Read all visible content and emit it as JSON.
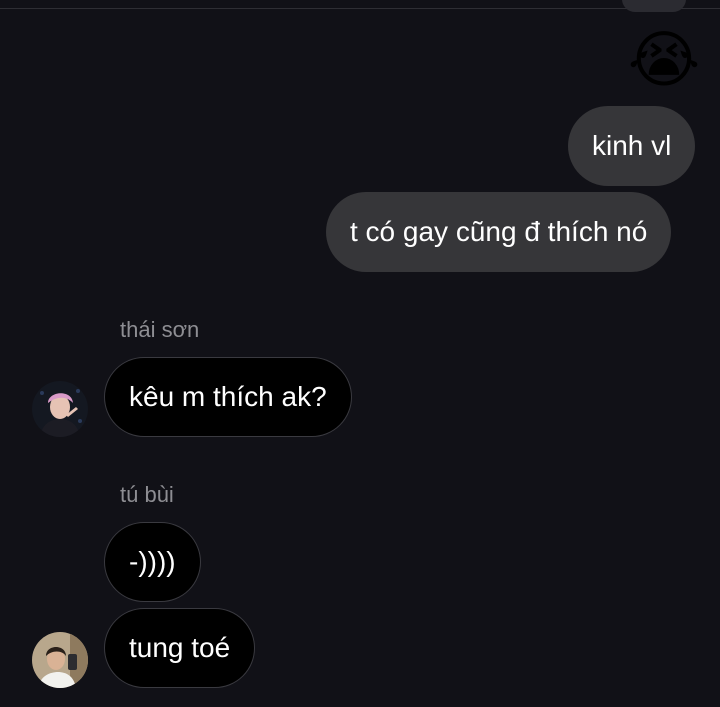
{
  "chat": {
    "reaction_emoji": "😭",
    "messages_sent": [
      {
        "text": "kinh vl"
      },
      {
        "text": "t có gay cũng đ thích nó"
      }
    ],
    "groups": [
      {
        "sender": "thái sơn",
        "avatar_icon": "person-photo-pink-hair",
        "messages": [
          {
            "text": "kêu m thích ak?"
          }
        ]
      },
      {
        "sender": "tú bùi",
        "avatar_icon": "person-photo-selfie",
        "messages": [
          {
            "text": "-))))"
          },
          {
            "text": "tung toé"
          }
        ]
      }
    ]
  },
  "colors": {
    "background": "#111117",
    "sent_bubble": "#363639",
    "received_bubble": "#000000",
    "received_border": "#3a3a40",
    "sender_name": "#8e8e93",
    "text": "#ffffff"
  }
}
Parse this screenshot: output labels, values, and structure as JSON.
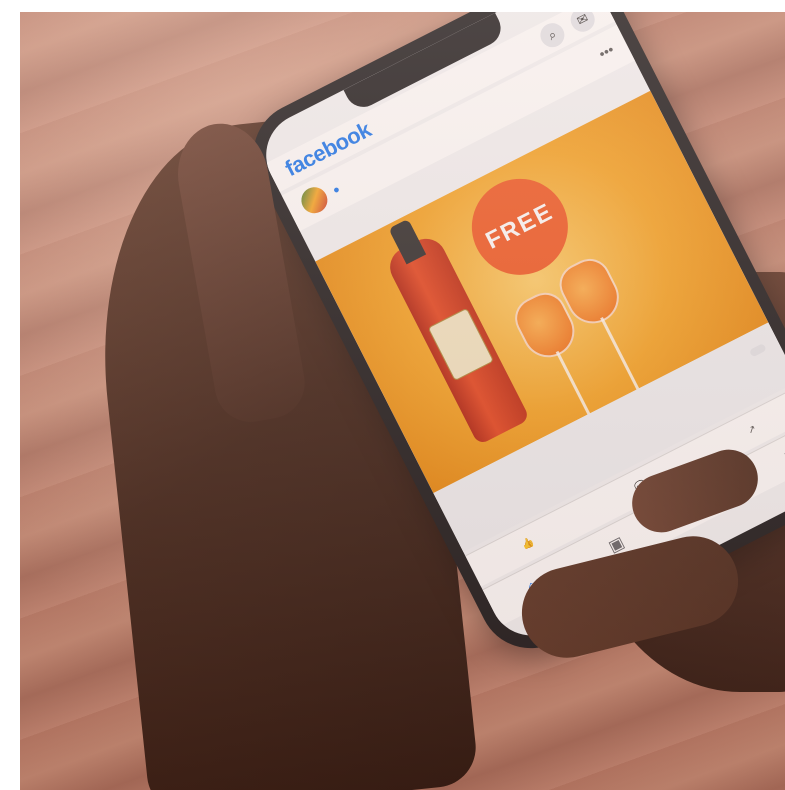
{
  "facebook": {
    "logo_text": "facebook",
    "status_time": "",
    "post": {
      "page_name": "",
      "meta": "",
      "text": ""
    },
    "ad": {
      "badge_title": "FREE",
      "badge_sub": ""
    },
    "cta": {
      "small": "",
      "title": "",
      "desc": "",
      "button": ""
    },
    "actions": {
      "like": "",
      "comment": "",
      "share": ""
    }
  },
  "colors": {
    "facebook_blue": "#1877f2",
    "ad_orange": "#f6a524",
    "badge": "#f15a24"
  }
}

TASK INSTRUCTIONS – Take the lines from the one containing "Parse this screenshot: output" through the final line of the listing above and print them exactly, including both ends but no pictures.

THE COMPLETED TASK –
Parse this screenshot: output labels, values, and structure as JSON.
{
  "facebook": {
    "logo_text": "facebook",
    "status_time": "",
    "post": {
      "page_name": "",
      "meta": "",
      "text": ""
    },
    "ad": {
      "badge_title": "FREE",
      "badge_sub": ""
    },
    "cta": {
      "small": "",
      "title": "",
      "desc": "",
      "button": ""
    },
    "actions": {
      "like": "",
      "comment": "",
      "share": ""
    }
  },
  "colors": {
    "facebook_blue": "#1877f2",
    "ad_orange": "#f6a524",
    "badge": "#f15a24"
  }
}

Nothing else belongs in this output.